◆ MATERIAL SUPPLIED:
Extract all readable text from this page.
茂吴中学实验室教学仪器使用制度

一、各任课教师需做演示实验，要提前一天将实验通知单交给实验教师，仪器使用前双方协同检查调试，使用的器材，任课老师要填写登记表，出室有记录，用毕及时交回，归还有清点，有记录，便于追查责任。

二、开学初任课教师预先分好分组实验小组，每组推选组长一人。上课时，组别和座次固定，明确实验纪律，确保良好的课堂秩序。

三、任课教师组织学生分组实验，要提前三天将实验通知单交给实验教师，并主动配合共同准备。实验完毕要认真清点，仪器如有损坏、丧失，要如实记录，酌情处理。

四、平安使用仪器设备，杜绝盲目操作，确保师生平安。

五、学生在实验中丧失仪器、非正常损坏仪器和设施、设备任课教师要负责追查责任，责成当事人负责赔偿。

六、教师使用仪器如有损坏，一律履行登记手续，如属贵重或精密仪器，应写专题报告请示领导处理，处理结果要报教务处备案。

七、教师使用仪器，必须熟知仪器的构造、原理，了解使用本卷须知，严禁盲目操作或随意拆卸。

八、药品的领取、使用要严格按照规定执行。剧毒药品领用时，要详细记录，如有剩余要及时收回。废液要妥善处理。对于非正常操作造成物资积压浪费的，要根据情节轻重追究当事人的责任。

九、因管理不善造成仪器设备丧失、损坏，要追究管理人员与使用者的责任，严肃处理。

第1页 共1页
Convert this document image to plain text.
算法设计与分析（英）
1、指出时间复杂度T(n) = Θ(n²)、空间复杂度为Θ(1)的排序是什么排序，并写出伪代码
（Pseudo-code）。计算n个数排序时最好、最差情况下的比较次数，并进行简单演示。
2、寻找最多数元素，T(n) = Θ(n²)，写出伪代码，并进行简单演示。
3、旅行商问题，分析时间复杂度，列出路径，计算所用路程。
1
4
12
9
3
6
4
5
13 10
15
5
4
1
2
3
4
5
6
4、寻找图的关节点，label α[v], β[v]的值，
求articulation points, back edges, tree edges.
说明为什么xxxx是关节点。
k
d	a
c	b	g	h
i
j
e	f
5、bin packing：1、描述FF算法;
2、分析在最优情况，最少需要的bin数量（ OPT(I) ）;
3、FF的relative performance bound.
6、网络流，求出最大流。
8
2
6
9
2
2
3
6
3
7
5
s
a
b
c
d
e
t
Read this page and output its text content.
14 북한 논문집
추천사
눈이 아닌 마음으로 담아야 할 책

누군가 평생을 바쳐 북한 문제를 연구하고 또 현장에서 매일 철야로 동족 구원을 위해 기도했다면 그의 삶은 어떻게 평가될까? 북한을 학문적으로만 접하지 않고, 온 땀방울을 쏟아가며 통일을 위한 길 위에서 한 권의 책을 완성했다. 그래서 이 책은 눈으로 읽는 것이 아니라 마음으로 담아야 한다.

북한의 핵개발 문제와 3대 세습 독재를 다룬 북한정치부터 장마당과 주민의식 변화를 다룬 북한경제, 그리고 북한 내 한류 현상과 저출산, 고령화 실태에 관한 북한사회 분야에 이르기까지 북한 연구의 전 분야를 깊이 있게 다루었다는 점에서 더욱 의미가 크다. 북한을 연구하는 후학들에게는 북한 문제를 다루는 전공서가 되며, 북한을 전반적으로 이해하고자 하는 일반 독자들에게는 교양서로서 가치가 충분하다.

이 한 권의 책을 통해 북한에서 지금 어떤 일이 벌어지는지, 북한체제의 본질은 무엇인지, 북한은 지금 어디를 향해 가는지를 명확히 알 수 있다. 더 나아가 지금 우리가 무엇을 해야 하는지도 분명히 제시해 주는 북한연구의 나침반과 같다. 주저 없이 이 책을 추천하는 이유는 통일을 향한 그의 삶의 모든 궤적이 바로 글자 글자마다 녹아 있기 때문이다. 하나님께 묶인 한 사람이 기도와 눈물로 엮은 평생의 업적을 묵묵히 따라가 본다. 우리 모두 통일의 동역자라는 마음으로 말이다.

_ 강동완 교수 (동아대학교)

◆ WHAT IS EXPECTED:
Copy out every line of the data above, exactly as given.

◆ SOLVED EXERCISE:
Extract all readable text from this page.
茂吴中学实验室教学仪器使用制度

一、各任课教师需做演示实验，要提前一天将实验通知单交给实验教师，仪器使用前双方协同检查调试，使用的器材，任课老师要填写登记表，出室有记录，用毕及时交回，归还有清点，有记录，便于追查责任。

二、开学初任课教师预先分好分组实验小组，每组推选组长一人。上课时，组别和座次固定，明确实验纪律，确保良好的课堂秩序。

三、任课教师组织学生分组实验，要提前三天将实验通知单交给实验教师，并主动配合共同准备。实验完毕要认真清点，仪器如有损坏、丧失，要如实记录，酌情处理。

四、平安使用仪器设备，杜绝盲目操作，确保师生平安。

五、学生在实验中丧失仪器、非正常损坏仪器和设施、设备任课教师要负责追查责任，责成当事人负责赔偿。

六、教师使用仪器如有损坏，一律履行登记手续，如属贵重或精密仪器，应写专题报告请示领导处理，处理结果要报教务处备案。

七、教师使用仪器，必须熟知仪器的构造、原理，了解使用本卷须知，严禁盲目操作或随意拆卸。

八、药品的领取、使用要严格按照规定执行。剧毒药品领用时，要详细记录，如有剩余要及时收回。废液要妥善处理。对于非正常操作造成物资积压浪费的，要根据情节轻重追究当事人的责任。

九、因管理不善造成仪器设备丧失、损坏，要追究管理人员与使用者的责任，严肃处理。

第1页 共1页
Convert this document image to plain text.
算法设计与分析（英）
1、指出时间复杂度T(n) = Θ(n²)、空间复杂度为Θ(1)的排序是什么排序，并写出伪代码
（Pseudo-code）。计算n个数排序时最好、最差情况下的比较次数，并进行简单演示。
2、寻找最多数元素，T(n) = Θ(n²)，写出伪代码，并进行简单演示。
3、旅行商问题，分析时间复杂度，列出路径，计算所用路程。
1
4
12
9
3
6
4
5
13 10
15
5
4
1
2
3
4
5
6
4、寻找图的关节点，label α[v], β[v]的值，
求articulation points, back edges, tree edges.
说明为什么xxxx是关节点。
k
d	a
c	b	g	h
i
j
e	f
5、bin packing：1、描述FF算法;
2、分析在最优情况，最少需要的bin数量（ OPT(I) ）;
3、FF的relative performance bound.
6、网络流，求出最大流。
8
2
6
9
2
2
3
6
3
7
5
s
a
b
c
d
e
t
Read this page and output its text content.
14 북한 논문집
추천사
눈이 아닌 마음으로 담아야 할 책

누군가 평생을 바쳐 북한 문제를 연구하고 또 현장에서 매일 철야로 동족 구원을 위해 기도했다면 그의 삶은 어떻게 평가될까? 북한을 학문적으로만 접하지 않고, 온 땀방울을 쏟아가며 통일을 위한 길 위에서 한 권의 책을 완성했다. 그래서 이 책은 눈으로 읽는 것이 아니라 마음으로 담아야 한다.

북한의 핵개발 문제와 3대 세습 독재를 다룬 북한정치부터 장마당과 주민의식 변화를 다룬 북한경제, 그리고 북한 내 한류 현상과 저출산, 고령화 실태에 관한 북한사회 분야에 이르기까지 북한 연구의 전 분야를 깊이 있게 다루었다는 점에서 더욱 의미가 크다. 북한을 연구하는 후학들에게는 북한 문제를 다루는 전공서가 되며, 북한을 전반적으로 이해하고자 하는 일반 독자들에게는 교양서로서 가치가 충분하다.

이 한 권의 책을 통해 북한에서 지금 어떤 일이 벌어지는지, 북한체제의 본질은 무엇인지, 북한은 지금 어디를 향해 가는지를 명확히 알 수 있다. 더 나아가 지금 우리가 무엇을 해야 하는지도 분명히 제시해 주는 북한연구의 나침반과 같다. 주저 없이 이 책을 추천하는 이유는 통일을 향한 그의 삶의 모든 궤적이 바로 글자 글자마다 녹아 있기 때문이다. 하나님께 묶인 한 사람이 기도와 눈물로 엮은 평생의 업적을 묵묵히 따라가 본다. 우리 모두 통일의 동역자라는 마음으로 말이다.

_ 강동완 교수 (동아대학교)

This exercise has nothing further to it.